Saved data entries
- - - -

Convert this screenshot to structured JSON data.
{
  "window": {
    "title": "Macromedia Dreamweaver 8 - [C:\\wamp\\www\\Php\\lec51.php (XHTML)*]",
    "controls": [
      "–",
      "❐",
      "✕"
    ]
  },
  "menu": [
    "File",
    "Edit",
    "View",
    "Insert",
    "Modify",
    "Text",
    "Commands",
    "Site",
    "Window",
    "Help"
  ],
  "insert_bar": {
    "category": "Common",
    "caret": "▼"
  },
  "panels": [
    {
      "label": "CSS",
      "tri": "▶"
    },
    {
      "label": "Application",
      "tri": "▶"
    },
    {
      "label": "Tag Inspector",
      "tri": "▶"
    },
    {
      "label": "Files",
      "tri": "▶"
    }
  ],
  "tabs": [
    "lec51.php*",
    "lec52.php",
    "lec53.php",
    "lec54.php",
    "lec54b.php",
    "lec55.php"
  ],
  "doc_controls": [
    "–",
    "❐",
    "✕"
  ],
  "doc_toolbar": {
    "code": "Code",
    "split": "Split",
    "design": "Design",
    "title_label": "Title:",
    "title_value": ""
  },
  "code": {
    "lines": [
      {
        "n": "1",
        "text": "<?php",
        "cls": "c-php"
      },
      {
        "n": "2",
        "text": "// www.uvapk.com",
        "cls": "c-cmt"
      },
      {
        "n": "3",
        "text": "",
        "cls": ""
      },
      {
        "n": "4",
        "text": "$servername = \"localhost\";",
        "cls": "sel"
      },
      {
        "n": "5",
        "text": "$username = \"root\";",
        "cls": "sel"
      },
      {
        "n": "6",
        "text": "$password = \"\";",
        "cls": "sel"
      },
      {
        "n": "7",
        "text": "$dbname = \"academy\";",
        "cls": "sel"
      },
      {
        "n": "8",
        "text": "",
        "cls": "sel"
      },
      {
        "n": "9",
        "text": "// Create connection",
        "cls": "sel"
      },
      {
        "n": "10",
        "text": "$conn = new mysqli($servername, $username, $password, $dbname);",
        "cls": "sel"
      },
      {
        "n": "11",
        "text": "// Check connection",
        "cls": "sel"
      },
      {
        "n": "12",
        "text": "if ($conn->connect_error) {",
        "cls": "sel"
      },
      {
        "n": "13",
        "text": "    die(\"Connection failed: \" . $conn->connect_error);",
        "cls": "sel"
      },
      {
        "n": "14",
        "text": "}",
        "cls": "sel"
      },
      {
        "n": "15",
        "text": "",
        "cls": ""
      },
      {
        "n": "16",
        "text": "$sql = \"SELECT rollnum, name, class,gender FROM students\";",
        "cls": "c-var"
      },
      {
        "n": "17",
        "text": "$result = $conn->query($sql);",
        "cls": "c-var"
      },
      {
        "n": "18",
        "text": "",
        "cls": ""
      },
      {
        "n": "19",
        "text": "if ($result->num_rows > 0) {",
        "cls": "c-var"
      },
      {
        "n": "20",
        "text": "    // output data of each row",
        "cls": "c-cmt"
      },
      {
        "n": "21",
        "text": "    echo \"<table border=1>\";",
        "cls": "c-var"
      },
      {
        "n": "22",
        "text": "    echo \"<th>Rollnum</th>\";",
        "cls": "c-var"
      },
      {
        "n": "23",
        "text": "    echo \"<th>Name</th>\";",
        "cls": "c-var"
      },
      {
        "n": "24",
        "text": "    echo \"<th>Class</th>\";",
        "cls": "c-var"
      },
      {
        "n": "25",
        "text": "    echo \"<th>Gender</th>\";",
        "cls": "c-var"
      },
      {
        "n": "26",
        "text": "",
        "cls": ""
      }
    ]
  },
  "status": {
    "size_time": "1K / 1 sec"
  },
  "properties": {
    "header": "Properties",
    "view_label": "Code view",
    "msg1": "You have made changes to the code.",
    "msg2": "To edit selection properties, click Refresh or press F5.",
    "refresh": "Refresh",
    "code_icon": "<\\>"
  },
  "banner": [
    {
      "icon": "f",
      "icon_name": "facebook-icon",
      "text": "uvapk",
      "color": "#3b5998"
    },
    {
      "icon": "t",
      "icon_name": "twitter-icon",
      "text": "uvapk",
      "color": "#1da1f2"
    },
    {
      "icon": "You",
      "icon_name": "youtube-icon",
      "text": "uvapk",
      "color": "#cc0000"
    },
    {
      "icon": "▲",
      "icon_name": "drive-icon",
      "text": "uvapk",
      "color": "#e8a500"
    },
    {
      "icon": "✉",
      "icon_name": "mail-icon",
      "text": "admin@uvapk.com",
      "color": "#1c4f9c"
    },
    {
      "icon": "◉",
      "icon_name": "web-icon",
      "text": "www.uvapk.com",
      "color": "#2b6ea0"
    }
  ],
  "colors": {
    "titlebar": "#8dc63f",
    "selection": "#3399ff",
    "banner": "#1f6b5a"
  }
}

- - - -

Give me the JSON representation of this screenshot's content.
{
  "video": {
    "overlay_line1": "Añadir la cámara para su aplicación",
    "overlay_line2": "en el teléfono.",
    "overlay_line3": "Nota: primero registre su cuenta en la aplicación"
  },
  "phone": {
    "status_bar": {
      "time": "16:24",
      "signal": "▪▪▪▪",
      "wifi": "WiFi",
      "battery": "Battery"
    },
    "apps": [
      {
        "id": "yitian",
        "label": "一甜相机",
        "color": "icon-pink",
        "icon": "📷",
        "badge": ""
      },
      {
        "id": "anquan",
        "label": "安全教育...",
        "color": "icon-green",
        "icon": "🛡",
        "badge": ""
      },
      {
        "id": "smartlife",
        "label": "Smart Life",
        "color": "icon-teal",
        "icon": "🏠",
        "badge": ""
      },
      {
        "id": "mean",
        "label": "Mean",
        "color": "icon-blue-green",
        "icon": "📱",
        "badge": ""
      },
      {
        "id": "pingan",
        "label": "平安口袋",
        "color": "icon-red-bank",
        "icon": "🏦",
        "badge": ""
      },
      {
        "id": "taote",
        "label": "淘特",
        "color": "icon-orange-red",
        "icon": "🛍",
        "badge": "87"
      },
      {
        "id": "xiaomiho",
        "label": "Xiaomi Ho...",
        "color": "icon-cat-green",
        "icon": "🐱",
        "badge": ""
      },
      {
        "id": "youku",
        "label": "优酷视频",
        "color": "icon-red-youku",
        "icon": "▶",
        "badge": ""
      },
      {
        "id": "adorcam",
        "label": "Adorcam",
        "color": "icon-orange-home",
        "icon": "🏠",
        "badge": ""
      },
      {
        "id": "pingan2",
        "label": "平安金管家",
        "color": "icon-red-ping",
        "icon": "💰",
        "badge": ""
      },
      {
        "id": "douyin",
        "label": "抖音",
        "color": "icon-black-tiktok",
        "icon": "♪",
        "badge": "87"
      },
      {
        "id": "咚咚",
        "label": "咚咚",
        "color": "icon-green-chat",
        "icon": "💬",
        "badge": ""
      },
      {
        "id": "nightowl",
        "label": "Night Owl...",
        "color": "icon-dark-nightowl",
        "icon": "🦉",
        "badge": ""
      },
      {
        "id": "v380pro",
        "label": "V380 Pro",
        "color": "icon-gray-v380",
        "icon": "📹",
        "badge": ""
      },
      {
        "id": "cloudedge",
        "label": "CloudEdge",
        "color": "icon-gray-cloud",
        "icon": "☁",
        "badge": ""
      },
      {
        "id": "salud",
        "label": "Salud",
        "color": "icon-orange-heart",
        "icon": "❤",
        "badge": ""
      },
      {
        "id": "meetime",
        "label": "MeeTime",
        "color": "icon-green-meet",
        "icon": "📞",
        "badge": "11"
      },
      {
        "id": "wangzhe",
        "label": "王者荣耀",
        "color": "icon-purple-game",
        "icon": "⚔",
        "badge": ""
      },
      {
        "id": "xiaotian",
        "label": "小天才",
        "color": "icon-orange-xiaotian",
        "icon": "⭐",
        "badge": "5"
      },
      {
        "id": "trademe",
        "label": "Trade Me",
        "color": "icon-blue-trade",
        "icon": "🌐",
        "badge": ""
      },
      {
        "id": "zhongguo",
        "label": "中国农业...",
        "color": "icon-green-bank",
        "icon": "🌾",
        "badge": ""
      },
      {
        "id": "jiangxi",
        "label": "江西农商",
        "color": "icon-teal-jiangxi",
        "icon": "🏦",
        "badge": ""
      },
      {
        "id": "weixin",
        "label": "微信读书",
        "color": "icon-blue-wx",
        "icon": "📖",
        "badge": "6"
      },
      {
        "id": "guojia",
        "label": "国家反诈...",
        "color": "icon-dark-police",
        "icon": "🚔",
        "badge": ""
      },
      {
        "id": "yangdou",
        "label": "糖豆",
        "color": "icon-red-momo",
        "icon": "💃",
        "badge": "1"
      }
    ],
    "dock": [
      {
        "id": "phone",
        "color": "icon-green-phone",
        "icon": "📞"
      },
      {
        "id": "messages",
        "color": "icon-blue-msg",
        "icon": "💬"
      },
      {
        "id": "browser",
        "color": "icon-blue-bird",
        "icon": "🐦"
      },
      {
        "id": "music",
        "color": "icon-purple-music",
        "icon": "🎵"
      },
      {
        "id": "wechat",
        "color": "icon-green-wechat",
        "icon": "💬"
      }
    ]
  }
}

- - - -

» **Work instructions**
What is the number of lines in this material that hold the string "selection"? Answer with that number only.

» **The response**
2